• GIVEN EXERCISE
Extract all lines that hold "块的任意一块" from the records below.

• Extracted records
===

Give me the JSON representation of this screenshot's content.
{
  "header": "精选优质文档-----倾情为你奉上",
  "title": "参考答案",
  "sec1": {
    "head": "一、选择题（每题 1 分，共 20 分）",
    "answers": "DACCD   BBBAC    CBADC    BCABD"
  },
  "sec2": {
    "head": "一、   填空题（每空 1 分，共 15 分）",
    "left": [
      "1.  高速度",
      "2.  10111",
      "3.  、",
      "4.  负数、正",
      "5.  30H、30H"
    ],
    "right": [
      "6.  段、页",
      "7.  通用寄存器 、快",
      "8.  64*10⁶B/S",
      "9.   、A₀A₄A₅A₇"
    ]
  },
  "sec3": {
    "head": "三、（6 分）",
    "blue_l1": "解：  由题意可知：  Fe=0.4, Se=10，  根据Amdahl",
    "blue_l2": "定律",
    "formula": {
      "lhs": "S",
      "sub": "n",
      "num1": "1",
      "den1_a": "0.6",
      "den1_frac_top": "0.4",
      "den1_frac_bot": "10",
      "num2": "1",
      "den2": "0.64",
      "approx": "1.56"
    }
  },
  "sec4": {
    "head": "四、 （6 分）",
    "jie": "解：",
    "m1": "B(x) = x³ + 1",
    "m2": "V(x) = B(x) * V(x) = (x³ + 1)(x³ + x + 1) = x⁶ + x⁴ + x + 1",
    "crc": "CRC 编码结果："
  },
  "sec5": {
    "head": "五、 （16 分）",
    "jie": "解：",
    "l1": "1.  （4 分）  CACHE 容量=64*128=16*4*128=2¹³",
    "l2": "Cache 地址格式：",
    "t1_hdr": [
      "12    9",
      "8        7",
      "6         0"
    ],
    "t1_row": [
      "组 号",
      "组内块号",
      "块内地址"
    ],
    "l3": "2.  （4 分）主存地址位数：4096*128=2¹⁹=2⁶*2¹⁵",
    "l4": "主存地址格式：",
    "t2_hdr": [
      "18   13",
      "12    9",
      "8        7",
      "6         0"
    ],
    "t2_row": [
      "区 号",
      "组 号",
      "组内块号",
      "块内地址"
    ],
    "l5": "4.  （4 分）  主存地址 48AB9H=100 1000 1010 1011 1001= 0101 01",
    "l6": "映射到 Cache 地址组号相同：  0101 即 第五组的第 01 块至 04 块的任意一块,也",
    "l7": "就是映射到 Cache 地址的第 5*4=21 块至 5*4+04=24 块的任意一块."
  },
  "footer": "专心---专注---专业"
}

===

• WORKED SOLUTION
    "l6": "映射到 Cache 地址组号相同：  0101 即 第五组的第 01 块至 04 块的任意一块,也",
    "l7": "就是映射到 Cache 地址的第 5*4=21 块至 5*4+04=24 块的任意一块."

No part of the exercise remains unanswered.